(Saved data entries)
* BEGIN *
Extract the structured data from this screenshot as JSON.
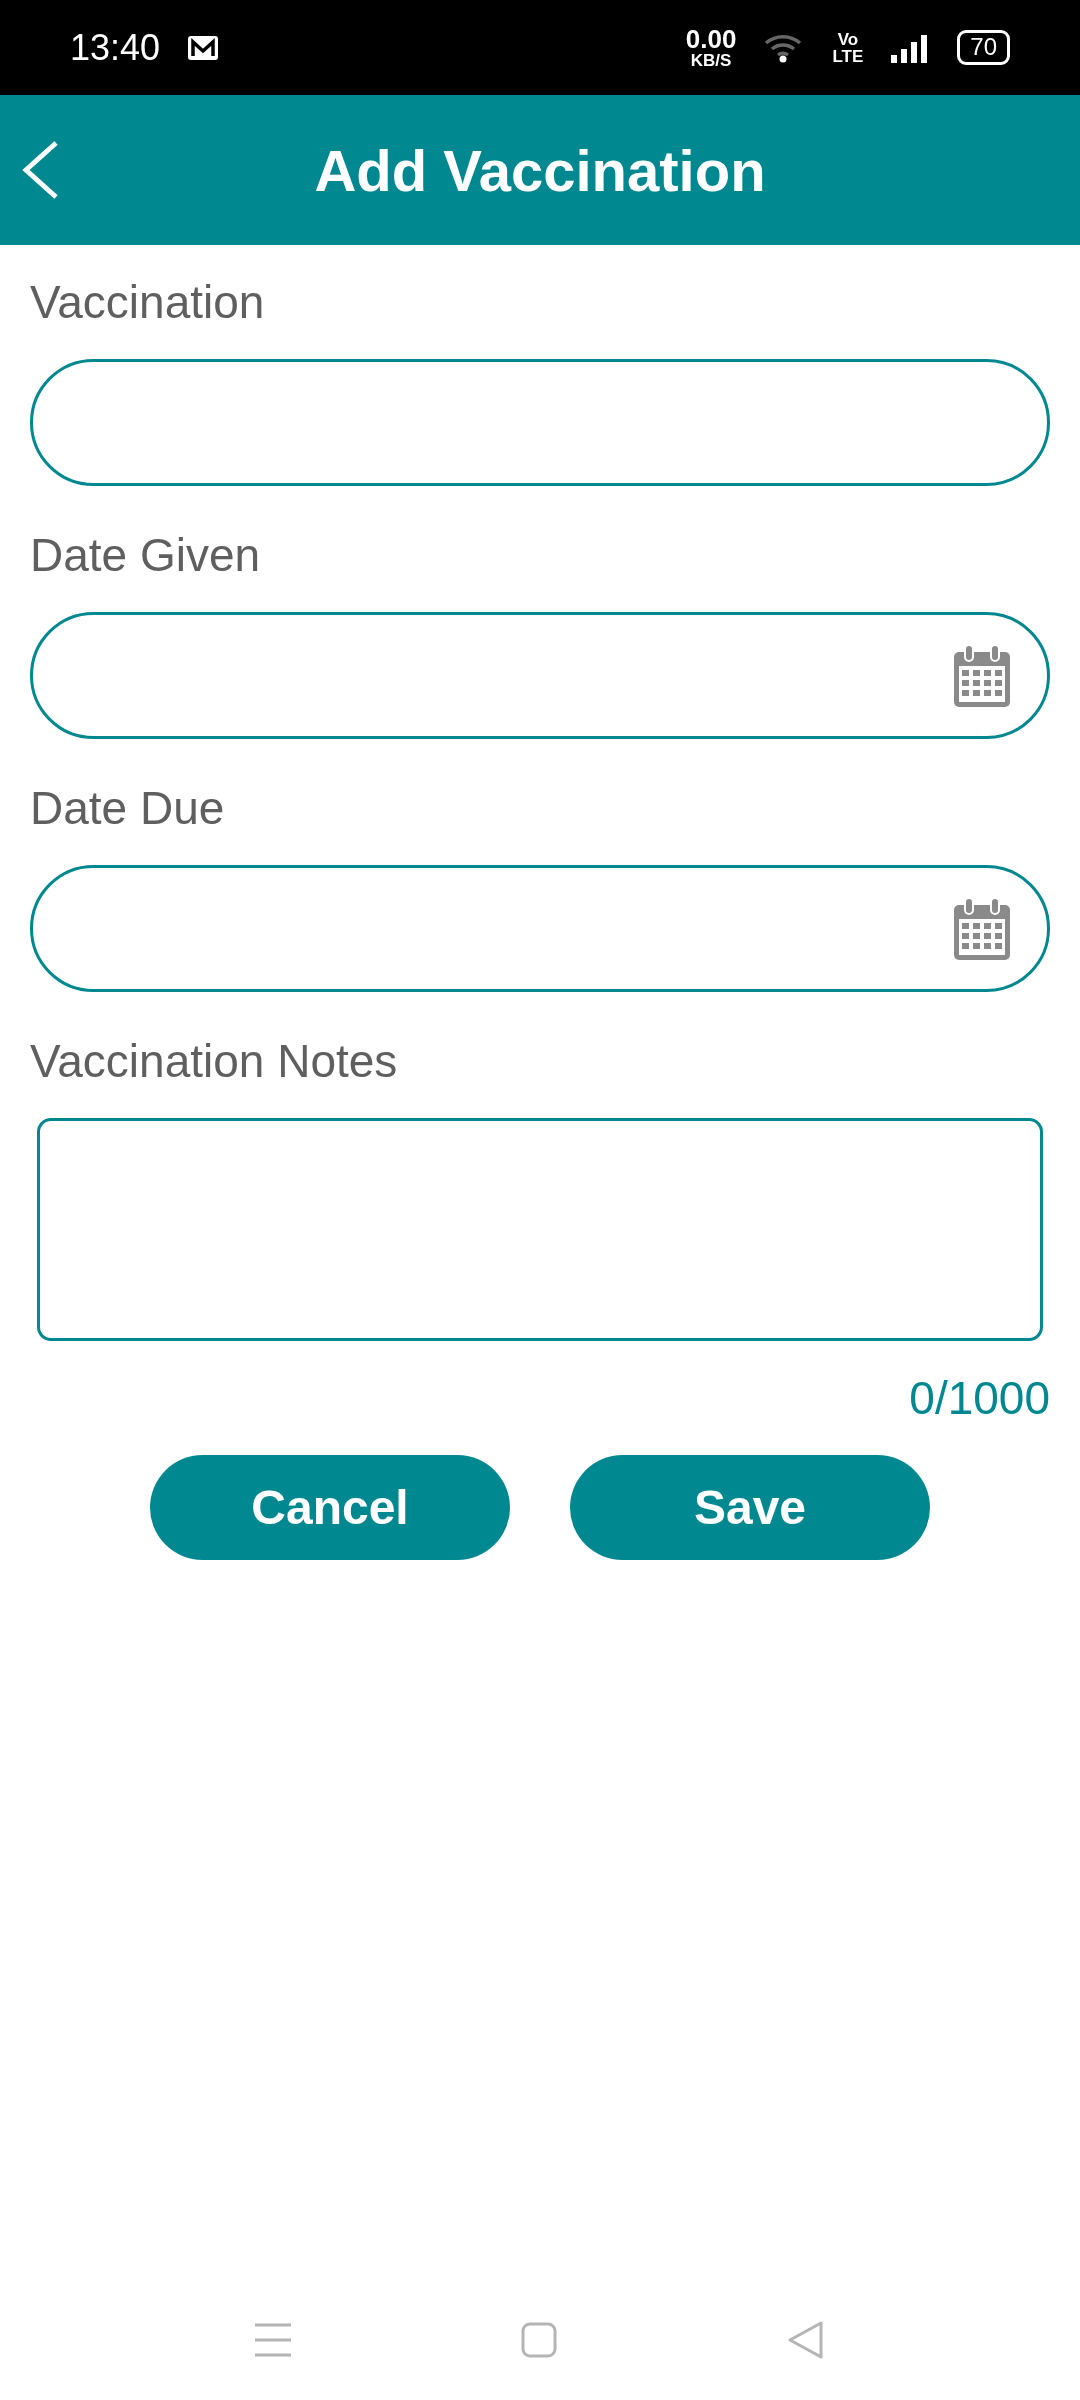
{
  "status_bar": {
    "time": "13:40",
    "speed_value": "0.00",
    "speed_unit": "KB/S",
    "volte_top": "Vo",
    "volte_bottom": "LTE",
    "battery": "70"
  },
  "header": {
    "title": "Add Vaccination"
  },
  "fields": [
    {
      "label": "Vaccination",
      "kind": "text"
    },
    {
      "label": "Date Given",
      "kind": "date"
    },
    {
      "label": "Date Due",
      "kind": "date"
    }
  ],
  "notes": {
    "label": "Vaccination Notes",
    "counter": "0/1000"
  },
  "buttons": [
    "Cancel",
    "Save"
  ]
}
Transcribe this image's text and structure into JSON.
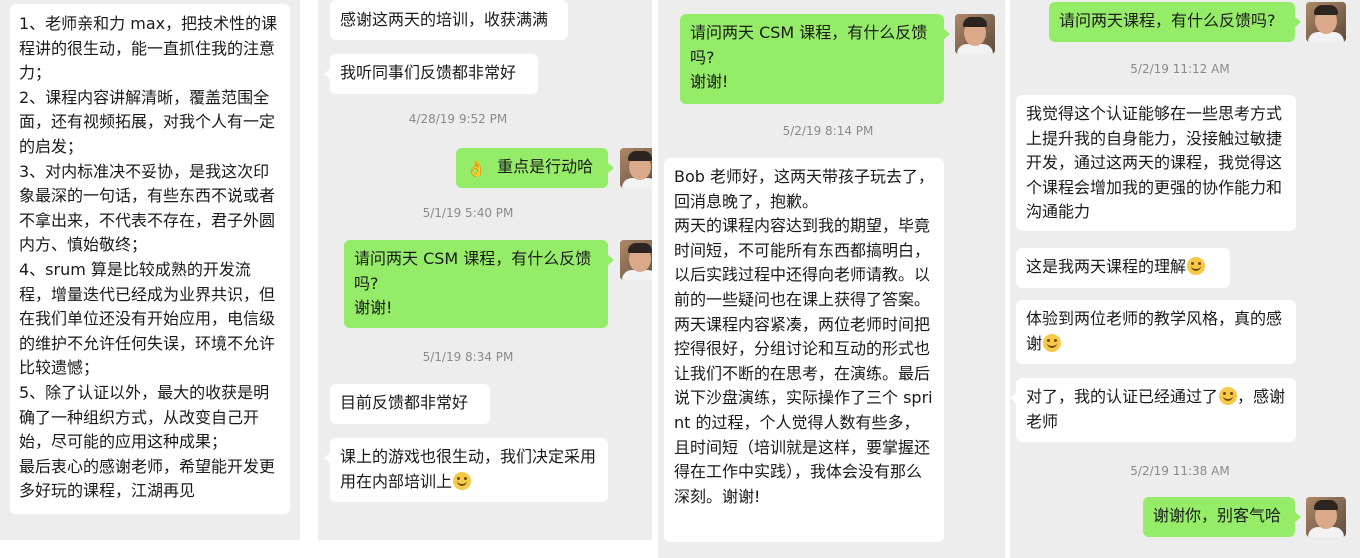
{
  "panel1": {
    "message": "1、老师亲和力 max，把技术性的课程讲的很生动，能一直抓住我的注意力；\n2、课程内容讲解清晰，覆盖范围全面，还有视频拓展，对我个人有一定的启发；\n3、对内标准决不妥协，是我这次印象最深的一句话，有些东西不说或者不拿出来，不代表不存在，君子外圆内方、慎始敬终；\n4、srum 算是比较成熟的开发流程，增量迭代已经成为业界共识，但在我们单位还没有开始应用，电信级的维护不允许任何失误，环境不允许比较遗憾；\n5、除了认证以外，最大的收获是明确了一种组织方式，从改变自己开始，尽可能的应用这种成果；\n最后衷心的感谢老师，希望能开发更多好玩的课程，江湖再见"
  },
  "panel2": {
    "msg1": "感谢这两天的培训，收获满满",
    "msg2": "我听同事们反馈都非常好",
    "ts1": "4/28/19 9:52 PM",
    "msg3": "重点是行动哈",
    "ts2": "5/1/19 5:40 PM",
    "msg4": "请问两天 CSM 课程，有什么反馈吗?\n谢谢!",
    "ts3": "5/1/19 8:34 PM",
    "msg5": "目前反馈都非常好",
    "msg6": "课上的游戏也很生动，我们决定采用用在内部培训上"
  },
  "panel3": {
    "msg1": "请问两天 CSM 课程，有什么反馈吗?\n谢谢!",
    "ts1": "5/2/19 8:14 PM",
    "msg2": "Bob 老师好，这两天带孩子玩去了，回消息晚了，抱歉。\n两天的课程内容达到我的期望，毕竟时间短，不可能所有东西都搞明白，以后实践过程中还得向老师请教。以前的一些疑问也在课上获得了答案。\n两天课程内容紧凑，两位老师时间把控得很好，分组讨论和互动的形式也让我们不断的在思考，在演练。最后说下沙盘演练，实际操作了三个 sprint 的过程，个人觉得人数有些多，且时间短（培训就是这样，要掌握还得在工作中实践），我体会没有那么深刻。谢谢!"
  },
  "panel4": {
    "msg1": "请问两天课程，有什么反馈吗?",
    "ts1": "5/2/19 11:12 AM",
    "msg2": "我觉得这个认证能够在一些思考方式上提升我的自身能力，没接触过敏捷开发，通过这两天的课程，我觉得这个课程会增加我的更强的协作能力和沟通能力",
    "msg3": "这是我两天课程的理解",
    "msg4": "体验到两位老师的教学风格，真的感谢",
    "msg5a": "对了，我的认证已经通过了",
    "msg5b": "，感谢老师",
    "ts2": "5/2/19 11:38 AM",
    "msg6": "谢谢你，别客气哈"
  }
}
* END *
• **What is expected**
Return to the listing above and set it down exactly, leaving out its pictures.

• **Result for this exercise**
Extract the structured data from this screenshot as JSON.
{
  "status_bar": {
    "time": "13:40",
    "speed_value": "0.00",
    "speed_unit": "KB/S",
    "volte_top": "Vo",
    "volte_bottom": "LTE",
    "battery": "70"
  },
  "header": {
    "title": "Add Vaccination"
  },
  "fields": [
    {
      "label": "Vaccination",
      "kind": "text"
    },
    {
      "label": "Date Given",
      "kind": "date"
    },
    {
      "label": "Date Due",
      "kind": "date"
    }
  ],
  "notes": {
    "label": "Vaccination Notes",
    "counter": "0/1000"
  },
  "buttons": [
    "Cancel",
    "Save"
  ]
}
Transcribe this image's text and structure into JSON.
{
  "panel1": {
    "message": "1、老师亲和力 max，把技术性的课程讲的很生动，能一直抓住我的注意力；\n2、课程内容讲解清晰，覆盖范围全面，还有视频拓展，对我个人有一定的启发；\n3、对内标准决不妥协，是我这次印象最深的一句话，有些东西不说或者不拿出来，不代表不存在，君子外圆内方、慎始敬终；\n4、srum 算是比较成熟的开发流程，增量迭代已经成为业界共识，但在我们单位还没有开始应用，电信级的维护不允许任何失误，环境不允许比较遗憾；\n5、除了认证以外，最大的收获是明确了一种组织方式，从改变自己开始，尽可能的应用这种成果；\n最后衷心的感谢老师，希望能开发更多好玩的课程，江湖再见"
  },
  "panel2": {
    "msg1": "感谢这两天的培训，收获满满",
    "msg2": "我听同事们反馈都非常好",
    "ts1": "4/28/19 9:52 PM",
    "msg3": "重点是行动哈",
    "ts2": "5/1/19 5:40 PM",
    "msg4": "请问两天 CSM 课程，有什么反馈吗?\n谢谢!",
    "ts3": "5/1/19 8:34 PM",
    "msg5": "目前反馈都非常好",
    "msg6": "课上的游戏也很生动，我们决定采用用在内部培训上"
  },
  "panel3": {
    "msg1": "请问两天 CSM 课程，有什么反馈吗?\n谢谢!",
    "ts1": "5/2/19 8:14 PM",
    "msg2": "Bob 老师好，这两天带孩子玩去了，回消息晚了，抱歉。\n两天的课程内容达到我的期望，毕竟时间短，不可能所有东西都搞明白，以后实践过程中还得向老师请教。以前的一些疑问也在课上获得了答案。\n两天课程内容紧凑，两位老师时间把控得很好，分组讨论和互动的形式也让我们不断的在思考，在演练。最后说下沙盘演练，实际操作了三个 sprint 的过程，个人觉得人数有些多，且时间短（培训就是这样，要掌握还得在工作中实践），我体会没有那么深刻。谢谢!"
  },
  "panel4": {
    "msg1": "请问两天课程，有什么反馈吗?",
    "ts1": "5/2/19 11:12 AM",
    "msg2": "我觉得这个认证能够在一些思考方式上提升我的自身能力，没接触过敏捷开发，通过这两天的课程，我觉得这个课程会增加我的更强的协作能力和沟通能力",
    "msg3": "这是我两天课程的理解",
    "msg4": "体验到两位老师的教学风格，真的感谢",
    "msg5a": "对了，我的认证已经通过了",
    "msg5b": "，感谢老师",
    "ts2": "5/2/19 11:38 AM",
    "msg6": "谢谢你，别客气哈"
  }
}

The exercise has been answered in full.